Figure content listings
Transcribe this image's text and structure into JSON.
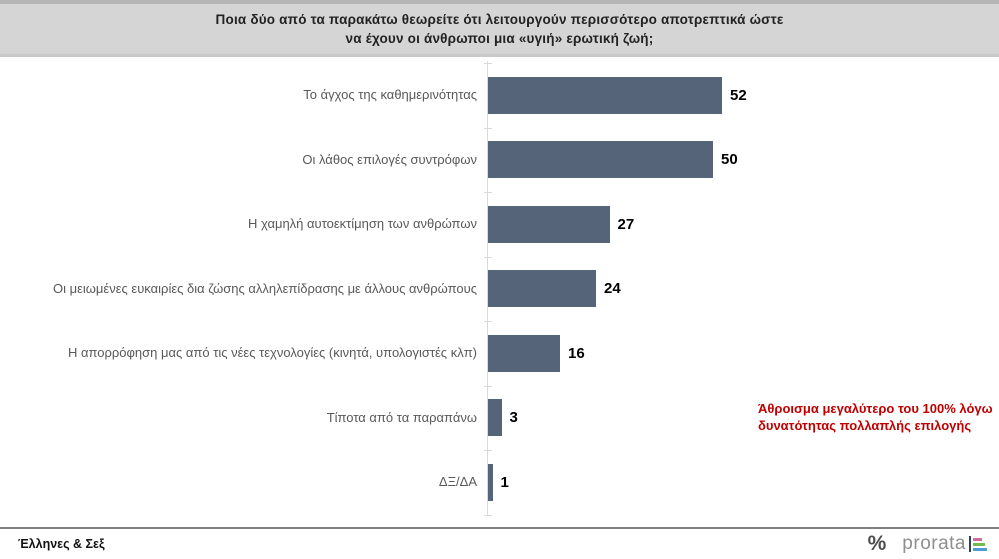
{
  "title": {
    "line1": "Ποια  δύο από τα παρακάτω θεωρείτε ότι λειτουργούν περισσότερο αποτρεπτικά ώστε",
    "line2": "να έχουν οι άνθρωποι μια «υγιή» ερωτική ζωή;"
  },
  "chart_data": {
    "type": "bar",
    "orientation": "horizontal",
    "title": "Ποια δύο από τα παρακάτω θεωρείτε ότι λειτουργούν περισσότερο αποτρεπτικά ώστε να έχουν οι άνθρωποι μια «υγιή» ερωτική ζωή;",
    "categories": [
      "Το άγχος της καθημερινότητας",
      "Οι λάθος επιλογές συντρόφων",
      "Η χαμηλή αυτοεκτίμηση των ανθρώπων",
      "Οι μειωμένες ευκαιρίες δια ζώσης αλληλεπίδρασης με άλλους ανθρώπους",
      "Η απορρόφηση μας από τις νέες τεχνολογίες (κινητά, υπολογιστές κλπ)",
      "Τίποτα από τα παραπάνω",
      "ΔΞ/ΔΑ"
    ],
    "values": [
      52,
      50,
      27,
      24,
      16,
      3,
      1
    ],
    "xlim": [
      0,
      57
    ],
    "grid": false,
    "legend": false,
    "value_labels": true,
    "bar_color": "#566479",
    "category_label_color": "#595959",
    "value_label_color": "#000000",
    "annotation": "Άθροισμα μεγαλύτερο του 100% λόγω δυνατότητας πολλαπλής επιλογής"
  },
  "annotation": {
    "line1": "Άθροισμα μεγαλύτερο του 100% λόγω",
    "line2": "δυνατότητας πολλαπλής επιλογής",
    "color": "#c00000"
  },
  "footer": {
    "source_label": "Έλληνες & Σεξ",
    "brand": {
      "percent_mark": "%",
      "name": "prorata",
      "logo_colors": [
        "#d4679f",
        "#72b84d",
        "#4f9bd5"
      ]
    }
  }
}
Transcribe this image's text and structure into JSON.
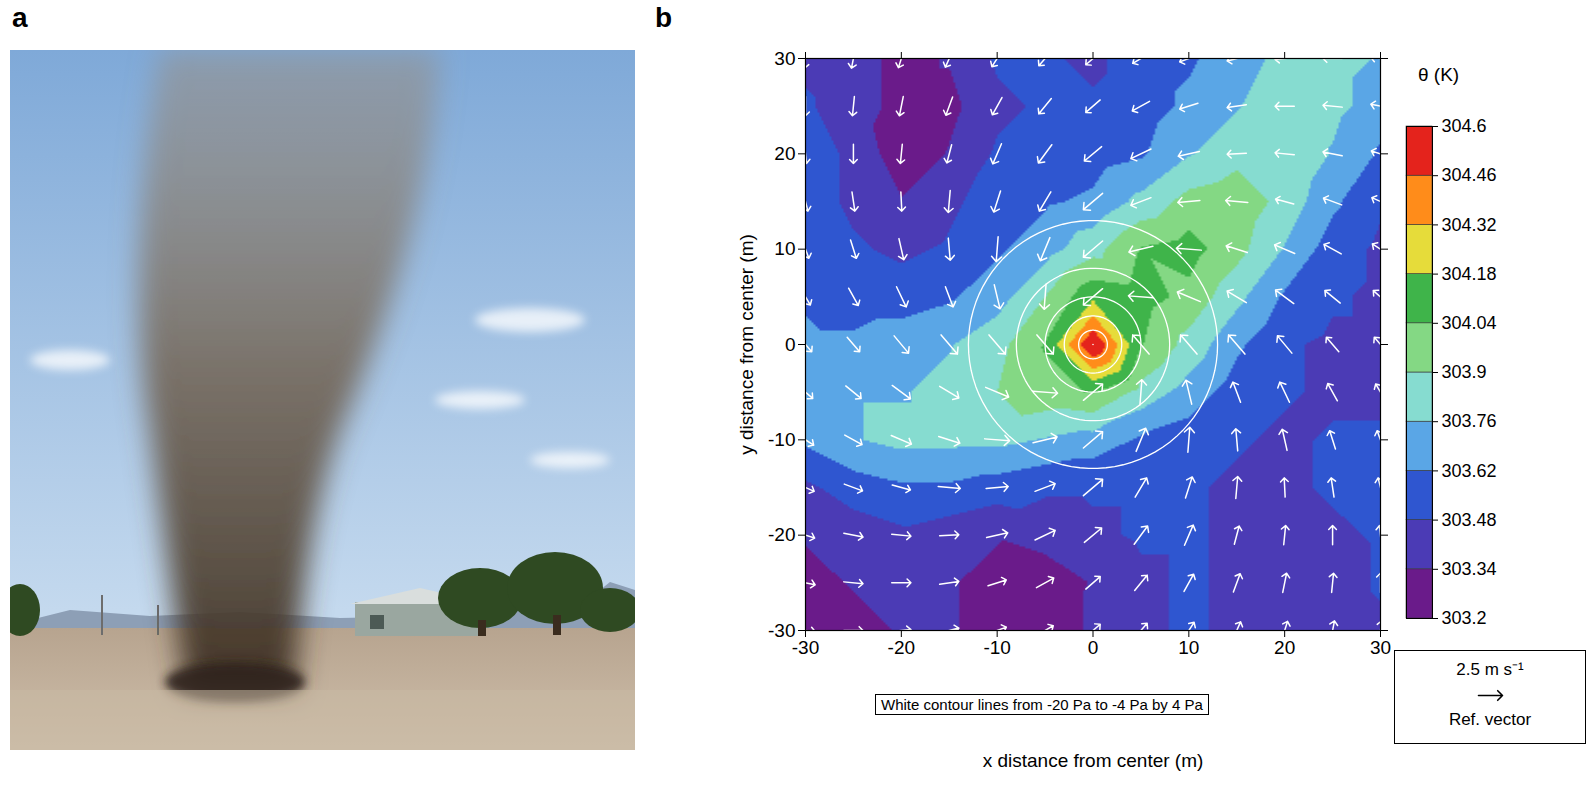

### AIM:
Your copy of the data should match it exactly, except that pictures are left out.

### REPLY:
Transcribe this image's text and structure into JSON.
{
  "title": {
    "line1": "Ποια  δύο από τα παρακάτω θεωρείτε ότι λειτουργούν περισσότερο αποτρεπτικά ώστε",
    "line2": "να έχουν οι άνθρωποι μια «υγιή» ερωτική ζωή;"
  },
  "chart_data": {
    "type": "bar",
    "orientation": "horizontal",
    "title": "Ποια δύο από τα παρακάτω θεωρείτε ότι λειτουργούν περισσότερο αποτρεπτικά ώστε να έχουν οι άνθρωποι μια «υγιή» ερωτική ζωή;",
    "categories": [
      "Το άγχος της καθημερινότητας",
      "Οι λάθος επιλογές συντρόφων",
      "Η χαμηλή αυτοεκτίμηση των ανθρώπων",
      "Οι μειωμένες ευκαιρίες δια ζώσης αλληλεπίδρασης με άλλους ανθρώπους",
      "Η απορρόφηση μας από τις νέες τεχνολογίες (κινητά, υπολογιστές κλπ)",
      "Τίποτα από τα παραπάνω",
      "ΔΞ/ΔΑ"
    ],
    "values": [
      52,
      50,
      27,
      24,
      16,
      3,
      1
    ],
    "xlim": [
      0,
      57
    ],
    "grid": false,
    "legend": false,
    "value_labels": true,
    "bar_color": "#566479",
    "category_label_color": "#595959",
    "value_label_color": "#000000",
    "annotation": "Άθροισμα μεγαλύτερο του 100% λόγω δυνατότητας πολλαπλής επιλογής"
  },
  "annotation": {
    "line1": "Άθροισμα μεγαλύτερο του 100% λόγω",
    "line2": "δυνατότητας πολλαπλής επιλογής",
    "color": "#c00000"
  },
  "footer": {
    "source_label": "Έλληνες & Σεξ",
    "brand": {
      "percent_mark": "%",
      "name": "prorata",
      "logo_colors": [
        "#d4679f",
        "#72b84d",
        "#4f9bd5"
      ]
    }
  }
}
Transcribe this image's text and structure into JSON.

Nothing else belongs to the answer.